Extracted data entries
■ ■ ■
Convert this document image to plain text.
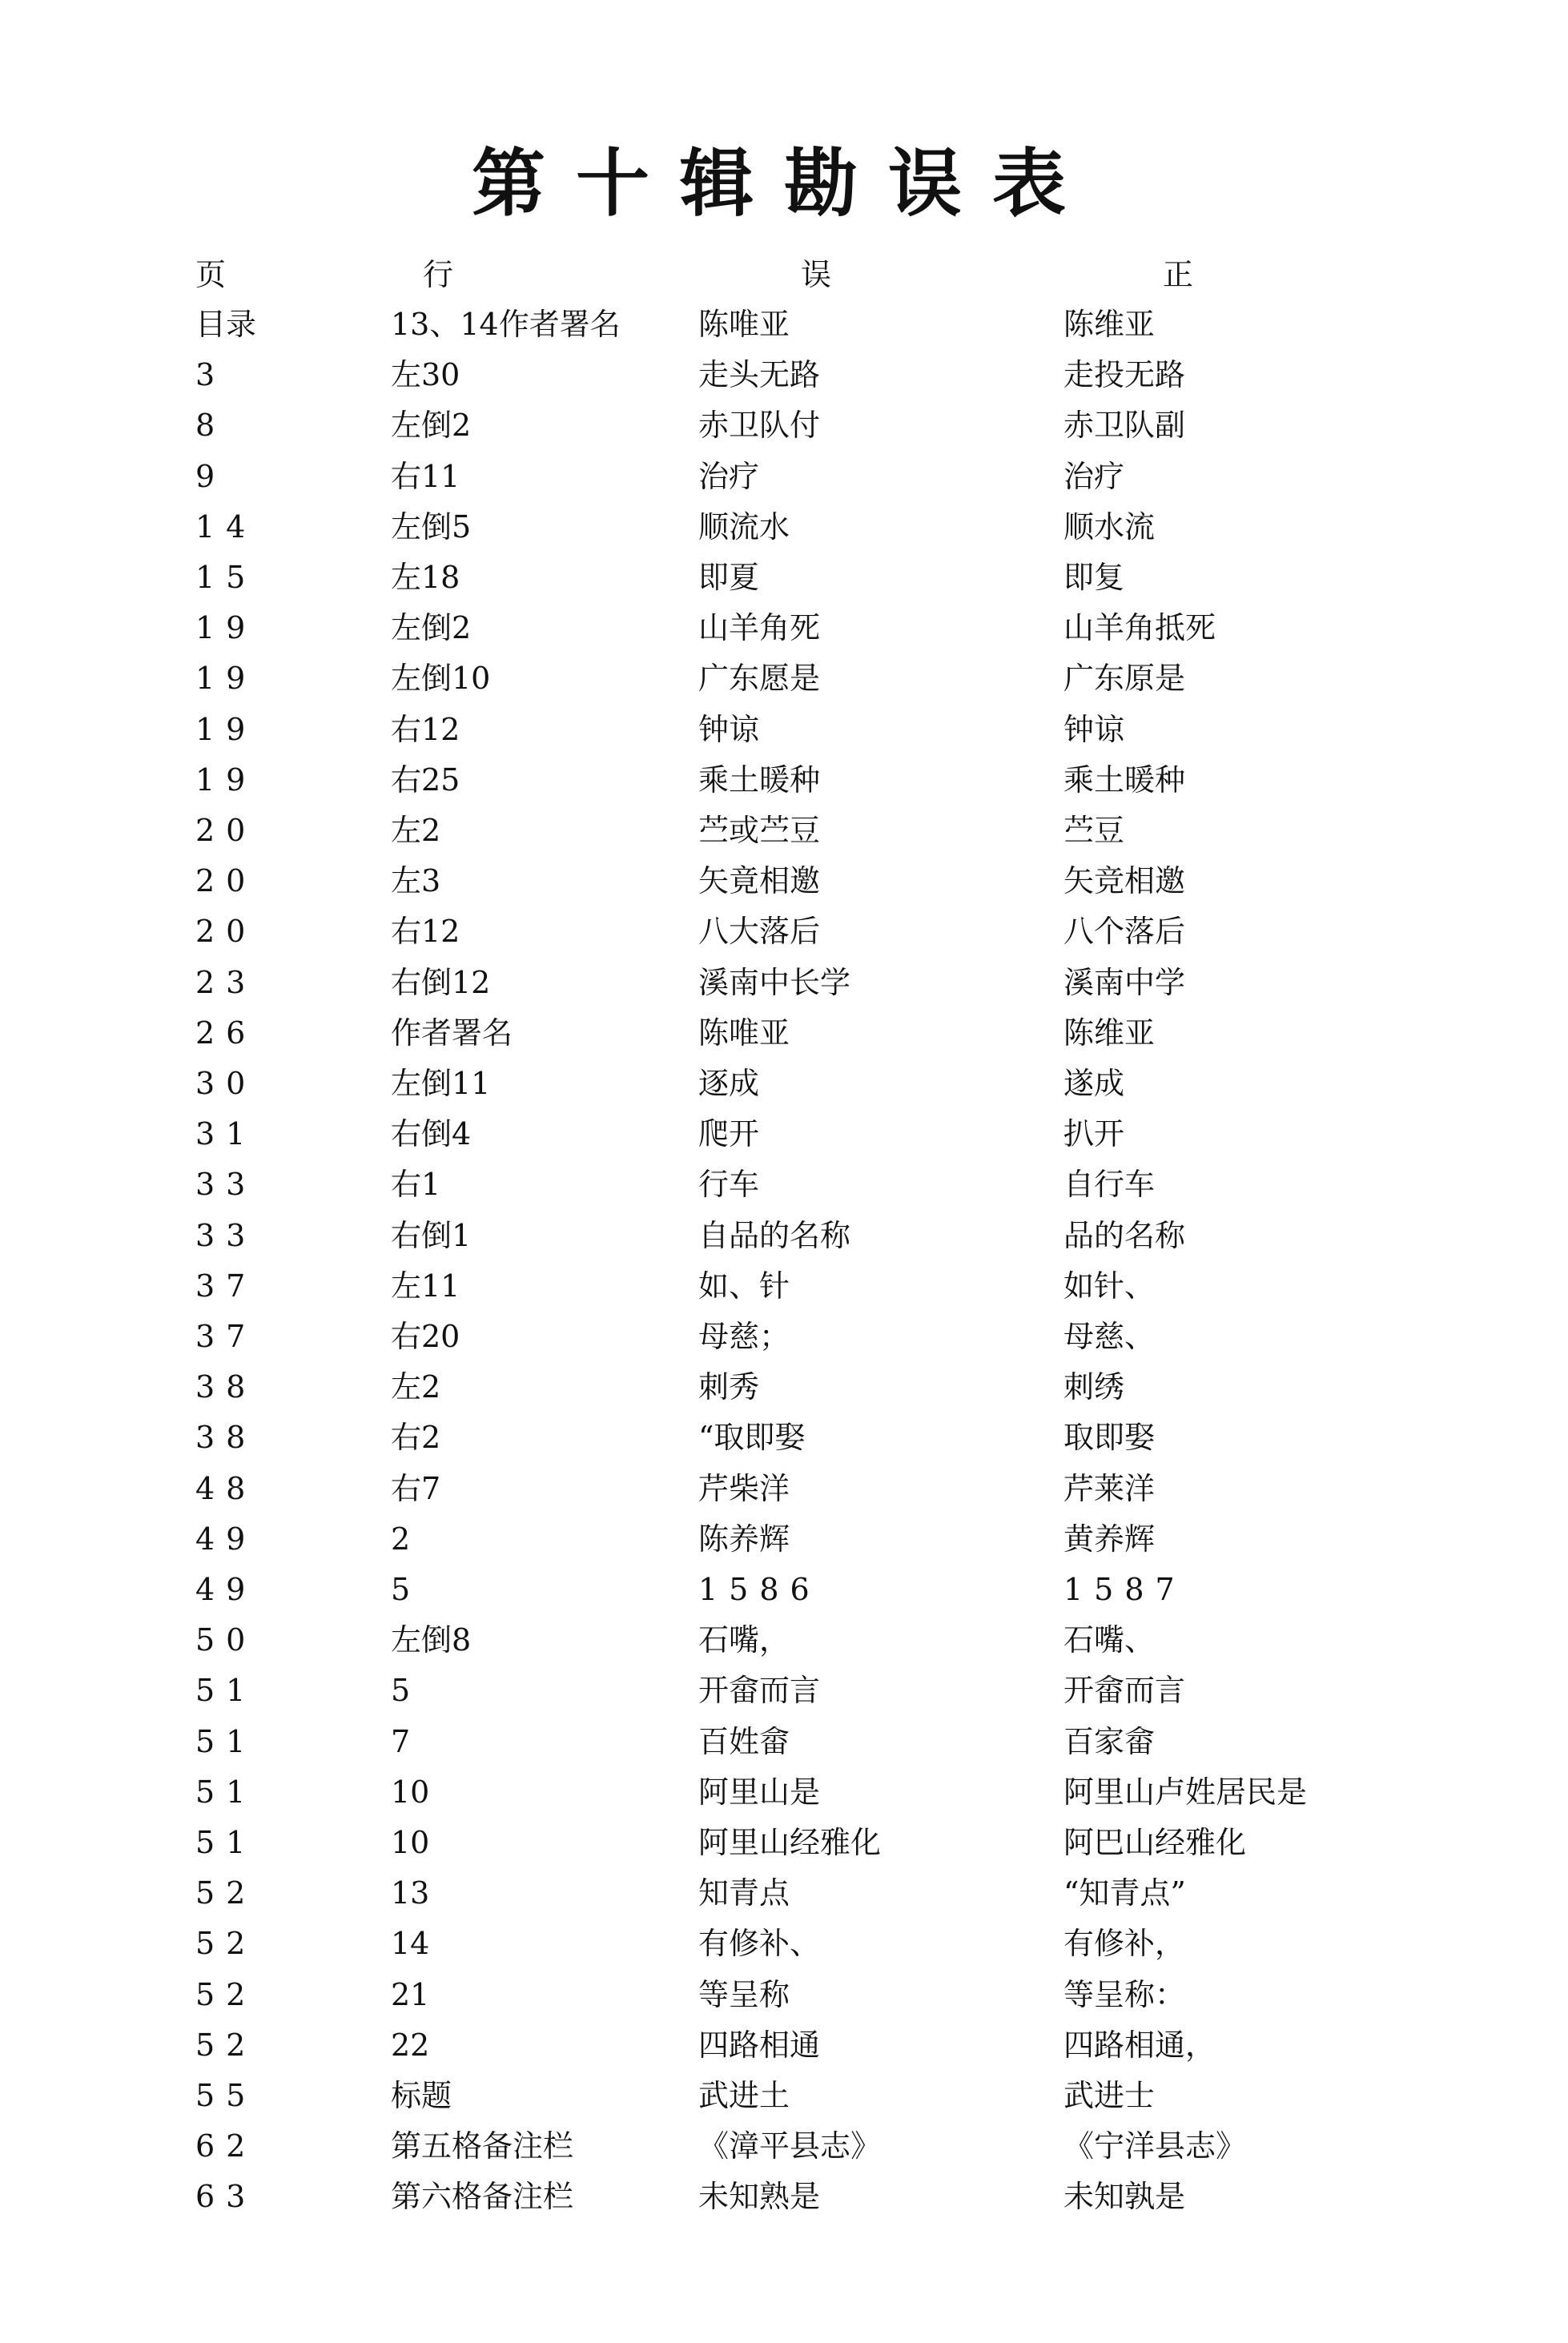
第十辑勘误表
页	行	误	正
目录	13、14作者署名	陈唯亚	陈维亚
3	左30	走头无路	走投无路
8	左倒2	赤卫队付	赤卫队副
9	右11	治疗	治疗
14	左倒5	顺流水	顺水流
15	左18	即夏	即复
19	左倒2	山羊角死	山羊角抵死
19	左倒10	广东愿是	广东原是
19	右12	钟谅	钟谅
19	右25	乘土暖种	乘土暖种
20	左2	苎或苎豆	苎豆
20	左3	矢竟相邀	矢竞相邀
20	右12	八大落后	八个落后
23	右倒12	溪南中长学	溪南中学
26	作者署名	陈唯亚	陈维亚
30	左倒11	逐成	遂成
31	右倒4	爬开	扒开
33	右1	行车	自行车
33	右倒1	自品的名称	品的名称
37	左11	如、针	如针、
37	右20	母慈；	母慈、
38	左2	刺秀	刺绣
38	右2	“取即娶	取即娶
48	右7	芹柴洋	芹莱洋
49	2	陈养辉	黄养辉
49	5	1586	1587
50	左倒8	石嘴，	石嘴、
51	5	开畲而言	开畲而言
51	7	百姓畲	百家畲
51	10	阿里山是	阿里山卢姓居民是
51	10	阿里山经雅化	阿巴山经雅化
52	13	知青点	“知青点”
52	14	有修补、	有修补，
52	21	等呈称	等呈称：
52	22	四路相通	四路相通，
55	标题	武进土	武进士
62	第五格备注栏	《漳平县志》	《宁洋县志》
63	第六格备注栏	未知熟是	未知孰是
■ ■ ■
- To be done
Print out the material word for word, omitting the pictures.

- Response to the task
Convert this document image to plain text.
第十辑勘误表
页	行	误	正
目录	13、14作者署名	陈唯亚	陈维亚
3	左30	走头无路	走投无路
8	左倒2	赤卫队付	赤卫队副
9	右11	治疗	治疗
14	左倒5	顺流水	顺水流
15	左18	即夏	即复
19	左倒2	山羊角死	山羊角抵死
19	左倒10	广东愿是	广东原是
19	右12	钟谅	钟谅
19	右25	乘土暖种	乘土暖种
20	左2	苎或苎豆	苎豆
20	左3	矢竟相邀	矢竞相邀
20	右12	八大落后	八个落后
23	右倒12	溪南中长学	溪南中学
26	作者署名	陈唯亚	陈维亚
30	左倒11	逐成	遂成
31	右倒4	爬开	扒开
33	右1	行车	自行车
33	右倒1	自品的名称	品的名称
37	左11	如、针	如针、
37	右20	母慈；	母慈、
38	左2	刺秀	刺绣
38	右2	“取即娶	取即娶
48	右7	芹柴洋	芹莱洋
49	2	陈养辉	黄养辉
49	5	1586	1587
50	左倒8	石嘴，	石嘴、
51	5	开畲而言	开畲而言
51	7	百姓畲	百家畲
51	10	阿里山是	阿里山卢姓居民是
51	10	阿里山经雅化	阿巴山经雅化
52	13	知青点	“知青点”
52	14	有修补、	有修补，
52	21	等呈称	等呈称：
52	22	四路相通	四路相通，
55	标题	武进土	武进士
62	第五格备注栏	《漳平县志》	《宁洋县志》
63	第六格备注栏	未知熟是	未知孰是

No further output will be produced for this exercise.